Written problem -
Look through the listing below and work out how many of its lines hold the word "screenshot". Give only the number.

(Lines of data)

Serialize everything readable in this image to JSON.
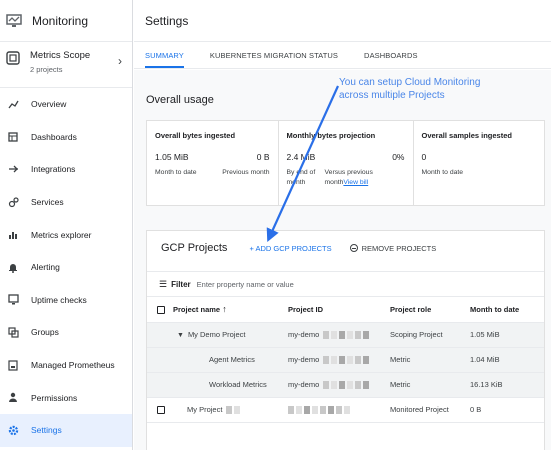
{
  "sidebar": {
    "app_title": "Monitoring",
    "scope": {
      "name": "Metrics Scope",
      "sub": "2 projects"
    },
    "items": [
      {
        "label": "Overview",
        "icon": "overview-icon"
      },
      {
        "label": "Dashboards",
        "icon": "dashboards-icon"
      },
      {
        "label": "Integrations",
        "icon": "integrations-icon"
      },
      {
        "label": "Services",
        "icon": "services-icon"
      },
      {
        "label": "Metrics explorer",
        "icon": "metrics-explorer-icon"
      },
      {
        "label": "Alerting",
        "icon": "bell-icon"
      },
      {
        "label": "Uptime checks",
        "icon": "uptime-icon"
      },
      {
        "label": "Groups",
        "icon": "groups-icon"
      },
      {
        "label": "Managed Prometheus",
        "icon": "prometheus-icon"
      },
      {
        "label": "Permissions",
        "icon": "person-icon"
      },
      {
        "label": "Settings",
        "icon": "gear-icon"
      }
    ],
    "active_index": 10
  },
  "header": {
    "title": "Settings"
  },
  "tabs": [
    "SUMMARY",
    "KUBERNETES MIGRATION STATUS",
    "DASHBOARDS"
  ],
  "annotation": {
    "line1": "You can setup Cloud Monitoring",
    "line2": "across multiple Projects"
  },
  "usage": {
    "title": "Overall usage",
    "cols": [
      {
        "title": "Overall bytes ingested",
        "value": "1.05 MiB",
        "right": "0 B",
        "sub_left": "Month to date",
        "sub_right": "Previous month"
      },
      {
        "title": "Monthly bytes projection",
        "value": "2.4 MiB",
        "right": "0%",
        "sub_left": "By end of month",
        "sub_right": "Versus previous month",
        "link": "View bill"
      },
      {
        "title": "Overall samples ingested",
        "value": "0",
        "sub_left": "Month to date"
      }
    ]
  },
  "projects": {
    "title": "GCP Projects",
    "add_label": "+ ADD GCP PROJECTS",
    "remove_label": "REMOVE PROJECTS",
    "filter_label": "Filter",
    "filter_placeholder": "Enter property name or value",
    "columns": [
      "Project name",
      "Project ID",
      "Project role",
      "Month to date"
    ],
    "rows": [
      {
        "name": "My Demo Project",
        "id": "my-demo",
        "role": "Scoping Project",
        "mtd": "1.05 MiB"
      },
      {
        "name": "Agent Metrics",
        "id": "my-demo",
        "role": "Metric",
        "mtd": "1.04 MiB"
      },
      {
        "name": "Workload Metrics",
        "id": "my-demo",
        "role": "Metric",
        "mtd": "16.13 KiB"
      },
      {
        "name": "My Project",
        "id": "",
        "role": "Monitored Project",
        "mtd": "0 B"
      }
    ]
  },
  "colors": {
    "accent": "#1a73e8",
    "annotation": "#4a86e8",
    "active_bg": "#e8f0fe"
  }
}
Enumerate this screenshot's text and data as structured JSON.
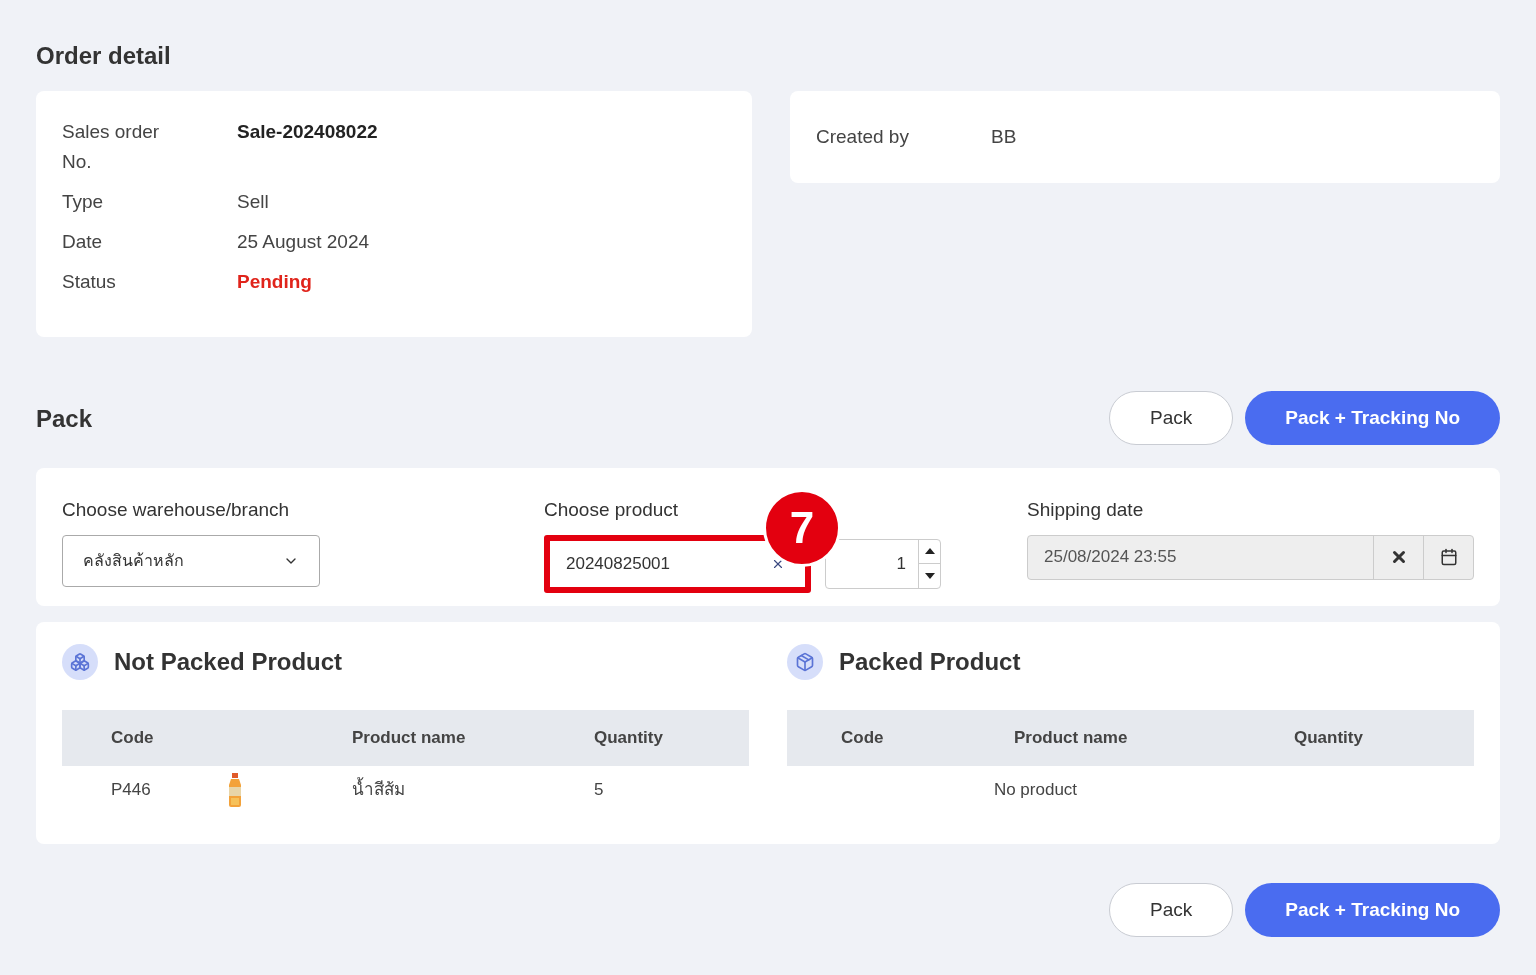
{
  "order_detail": {
    "title": "Order detail",
    "fields": [
      {
        "label": "Sales order No.",
        "value": "Sale-202408022",
        "kind": "bold"
      },
      {
        "label": "Type",
        "value": "Sell",
        "kind": "plain"
      },
      {
        "label": "Date",
        "value": "25 August 2024",
        "kind": "plain"
      },
      {
        "label": "Status",
        "value": "Pending",
        "kind": "status"
      }
    ],
    "created_by": {
      "label": "Created by",
      "value": "BB"
    }
  },
  "pack": {
    "title": "Pack",
    "top_buttons": [
      {
        "label": "Pack",
        "kind": "secondary"
      },
      {
        "label": "Pack + Tracking No",
        "kind": "primary"
      }
    ],
    "warehouse": {
      "label": "Choose warehouse/branch",
      "value": "คลังสินค้าหลัก"
    },
    "product": {
      "label": "Choose product",
      "value": "20240825001",
      "quantity": "1"
    },
    "shipping": {
      "label": "Shipping date",
      "value": "25/08/2024 23:55"
    },
    "callout": "7"
  },
  "not_packed": {
    "title": "Not Packed Product",
    "columns": [
      "Code",
      "Product name",
      "Quantity"
    ],
    "rows": [
      {
        "code": "P446",
        "name": "น้ำสีส้ม",
        "quantity": "5"
      }
    ]
  },
  "packed": {
    "title": "Packed Product",
    "columns": [
      "Code",
      "Product name",
      "Quantity"
    ],
    "empty": "No product"
  },
  "bottom_buttons": [
    {
      "label": "Pack",
      "kind": "secondary"
    },
    {
      "label": "Pack + Tracking No",
      "kind": "primary"
    }
  ]
}
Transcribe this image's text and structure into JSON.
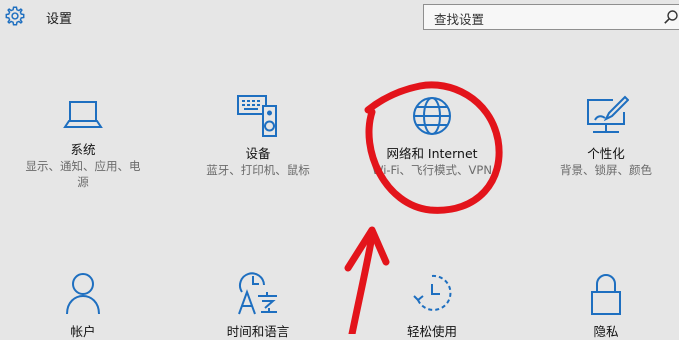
{
  "window": {
    "title": "设置"
  },
  "search": {
    "placeholder": "查找设置"
  },
  "colors": {
    "accent": "#1e6fc0",
    "background": "#e6e6e6",
    "annotation": "#e3141b"
  },
  "tiles": [
    {
      "name": "系统",
      "desc_line1": "显示、通知、应用、电",
      "desc_line2": "源",
      "icon": "laptop-icon"
    },
    {
      "name": "设备",
      "desc_line1": "蓝牙、打印机、鼠标",
      "icon": "devices-icon"
    },
    {
      "name": "网络和 Internet",
      "desc_line1": "Wi-Fi、飞行模式、VPN",
      "icon": "globe-icon"
    },
    {
      "name": "个性化",
      "desc_line1": "背景、锁屏、颜色",
      "icon": "personalization-icon"
    },
    {
      "name": "帐户",
      "icon": "person-icon"
    },
    {
      "name": "时间和语言",
      "icon": "time-language-icon"
    },
    {
      "name": "轻松使用",
      "icon": "ease-of-access-icon"
    },
    {
      "name": "隐私",
      "icon": "lock-icon"
    }
  ]
}
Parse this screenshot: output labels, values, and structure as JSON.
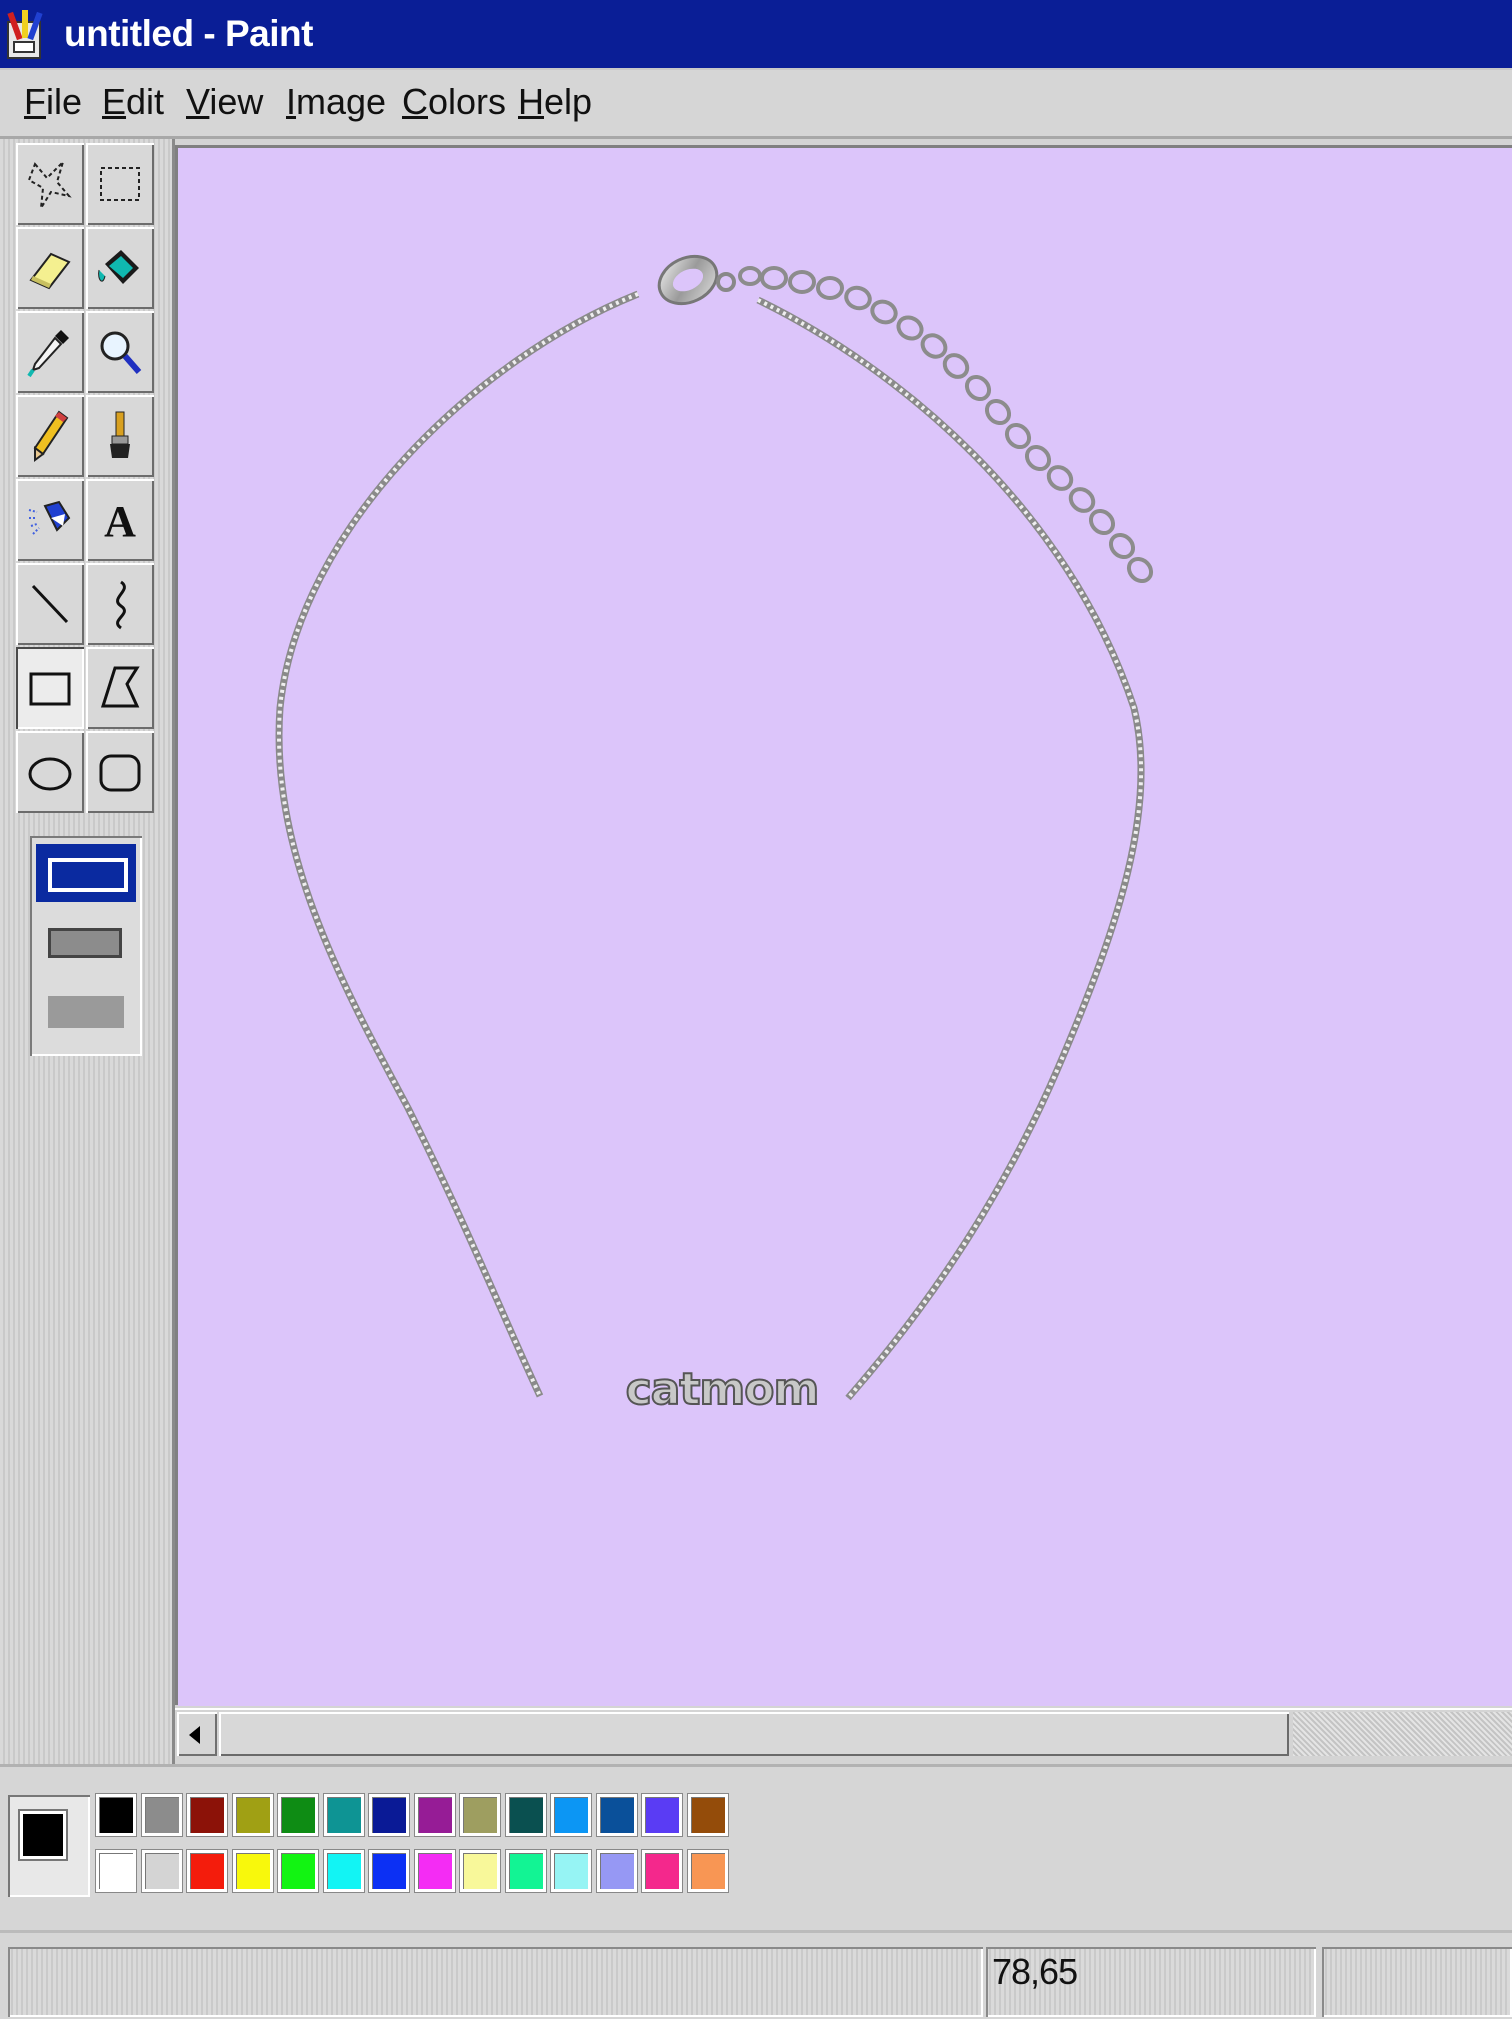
{
  "window": {
    "title": "untitled - Paint"
  },
  "menu": [
    {
      "label": "File",
      "mnemonic": "F",
      "rest": "ile"
    },
    {
      "label": "Edit",
      "mnemonic": "E",
      "rest": "dit"
    },
    {
      "label": "View",
      "mnemonic": "V",
      "rest": "iew"
    },
    {
      "label": "Image",
      "mnemonic": "I",
      "rest": "mage"
    },
    {
      "label": "Colors",
      "mnemonic": "C",
      "rest": "olors"
    },
    {
      "label": "Help",
      "mnemonic": "H",
      "rest": "elp"
    }
  ],
  "tools": [
    {
      "name": "free-form-select-icon",
      "active": false
    },
    {
      "name": "rectangle-select-icon",
      "active": false
    },
    {
      "name": "eraser-icon",
      "active": false
    },
    {
      "name": "fill-bucket-icon",
      "active": false
    },
    {
      "name": "color-picker-icon",
      "active": false
    },
    {
      "name": "magnifier-icon",
      "active": false
    },
    {
      "name": "pencil-icon",
      "active": false
    },
    {
      "name": "brush-icon",
      "active": false
    },
    {
      "name": "airbrush-icon",
      "active": false
    },
    {
      "name": "text-tool-icon",
      "active": false,
      "glyph": "A"
    },
    {
      "name": "line-tool-icon",
      "active": false
    },
    {
      "name": "curve-tool-icon",
      "active": false
    },
    {
      "name": "rectangle-tool-icon",
      "active": true
    },
    {
      "name": "polygon-tool-icon",
      "active": false
    },
    {
      "name": "ellipse-tool-icon",
      "active": false
    },
    {
      "name": "rounded-rectangle-tool-icon",
      "active": false
    }
  ],
  "canvas": {
    "background_color": "#dcc5fa",
    "image": "silver necklace with catmom pendant",
    "pendant_text": "catmom"
  },
  "colors": {
    "foreground": "#000000",
    "background": "#ffffff",
    "palette_top": [
      "#000000",
      "#8c8c8c",
      "#8c1208",
      "#a0a014",
      "#0e8c14",
      "#0e9494",
      "#0a1a96",
      "#961c96",
      "#9e9e60",
      "#0a5050",
      "#0c96f4",
      "#0a509a",
      "#5a3cf4",
      "#944c0a"
    ],
    "palette_bottom": [
      "#ffffff",
      "#d4d4d4",
      "#f41c0c",
      "#f8f80c",
      "#12f412",
      "#12f4f4",
      "#0c30f4",
      "#f42cf4",
      "#f8f89a",
      "#12f494",
      "#96f4f4",
      "#9698f4",
      "#f4288c",
      "#f89654"
    ]
  },
  "status": {
    "coords": "78,65"
  }
}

Result -
2